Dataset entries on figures
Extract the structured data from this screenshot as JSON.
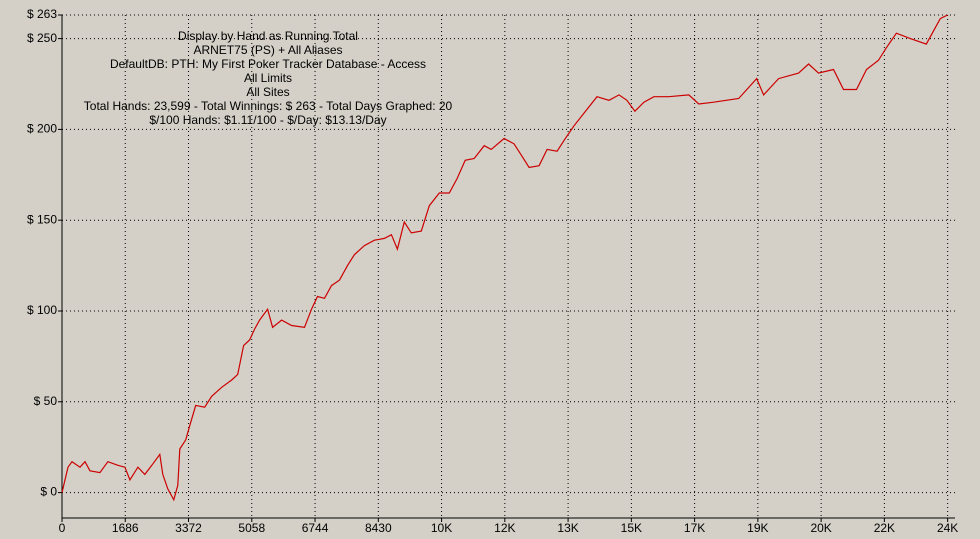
{
  "chart_data": {
    "type": "line",
    "annotations": [
      "Display by Hand as Running Total",
      "ARNET75 (PS) + All Aliases",
      "DefaultDB: PTH: My First Poker Tracker Database - Access",
      "All Limits",
      "All Sites",
      "Total Hands: 23,599 - Total Winnings: $ 263 - Total Days Graphed: 20",
      "$/100 Hands: $1.11/100 - $/Day: $13.13/Day"
    ],
    "xlim": [
      0,
      23800
    ],
    "ylim": [
      -14,
      263
    ],
    "xticks": [
      0,
      1686,
      3372,
      5058,
      6744,
      8430,
      {
        "value": 10116,
        "label": "10K"
      },
      {
        "value": 11802,
        "label": "12K"
      },
      {
        "value": 13488,
        "label": "13K"
      },
      {
        "value": 15174,
        "label": "15K"
      },
      {
        "value": 16860,
        "label": "17K"
      },
      {
        "value": 18546,
        "label": "19K"
      },
      {
        "value": 20232,
        "label": "20K"
      },
      {
        "value": 21918,
        "label": "22K"
      },
      {
        "value": 23604,
        "label": "24K"
      }
    ],
    "yticks": [
      {
        "value": 0,
        "label": "$ 0"
      },
      {
        "value": 50,
        "label": "$ 50"
      },
      {
        "value": 100,
        "label": "$ 100"
      },
      {
        "value": 150,
        "label": "$ 150"
      },
      {
        "value": 200,
        "label": "$ 200"
      },
      {
        "value": 250,
        "label": "$ 250"
      },
      {
        "value": 263,
        "label": "$ 263"
      }
    ],
    "grid": true,
    "series": [
      {
        "color": "#cc0000",
        "x": [
          0,
          80,
          160,
          266,
          479,
          612,
          745,
          1011,
          1224,
          1490,
          1676,
          1809,
          2022,
          2208,
          2394,
          2607,
          2687,
          2820,
          2979,
          3086,
          3139,
          3298,
          3405,
          3564,
          3804,
          3990,
          4256,
          4522,
          4682,
          4841,
          5001,
          5134,
          5267,
          5480,
          5613,
          5852,
          6118,
          6464,
          6650,
          6810,
          6996,
          7182,
          7395,
          7608,
          7794,
          8060,
          8326,
          8592,
          8778,
          8938,
          9124,
          9310,
          9576,
          9789,
          10055,
          10321,
          10534,
          10747,
          10986,
          11252,
          11438,
          11784,
          12050,
          12237,
          12450,
          12716,
          12929,
          13195,
          13381,
          13647,
          13913,
          14258,
          14578,
          14844,
          15056,
          15269,
          15508,
          15774,
          16173,
          16705,
          16971,
          17370,
          18035,
          18514,
          18700,
          19099,
          19631,
          19897,
          20163,
          20562,
          20828,
          21174,
          21440,
          21759,
          21972,
          22238,
          22610,
          23036,
          23222,
          23409,
          23599
        ],
        "values": [
          0,
          7,
          14,
          17,
          14,
          17,
          12,
          11,
          17,
          15,
          14,
          7,
          14,
          10,
          15,
          21,
          10,
          2,
          -4,
          4,
          24,
          29,
          37,
          48,
          47,
          53,
          58,
          62,
          65,
          81,
          84,
          90,
          95,
          101,
          91,
          95,
          92,
          91,
          101,
          108,
          107,
          114,
          117,
          125,
          131,
          136,
          139,
          140,
          142,
          134,
          149,
          143,
          144,
          158,
          165,
          165,
          173,
          183,
          184,
          191,
          189,
          195,
          192,
          186,
          179,
          180,
          189,
          188,
          194,
          202,
          209,
          218,
          216,
          219,
          216,
          210,
          215,
          218,
          218,
          219,
          214,
          215,
          217,
          228,
          219,
          228,
          231,
          236,
          231,
          233,
          222,
          222,
          233,
          238,
          245,
          253,
          250,
          247,
          254,
          261,
          263
        ]
      }
    ]
  }
}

[Task objective]
Check each line of the entries above for the word "Total". List the ones that have it.

[Output of the task]
      "Display by Hand as Running Total",
      "Total Hands: 23,599 - Total Winnings: $ 263 - Total Days Graphed: 20",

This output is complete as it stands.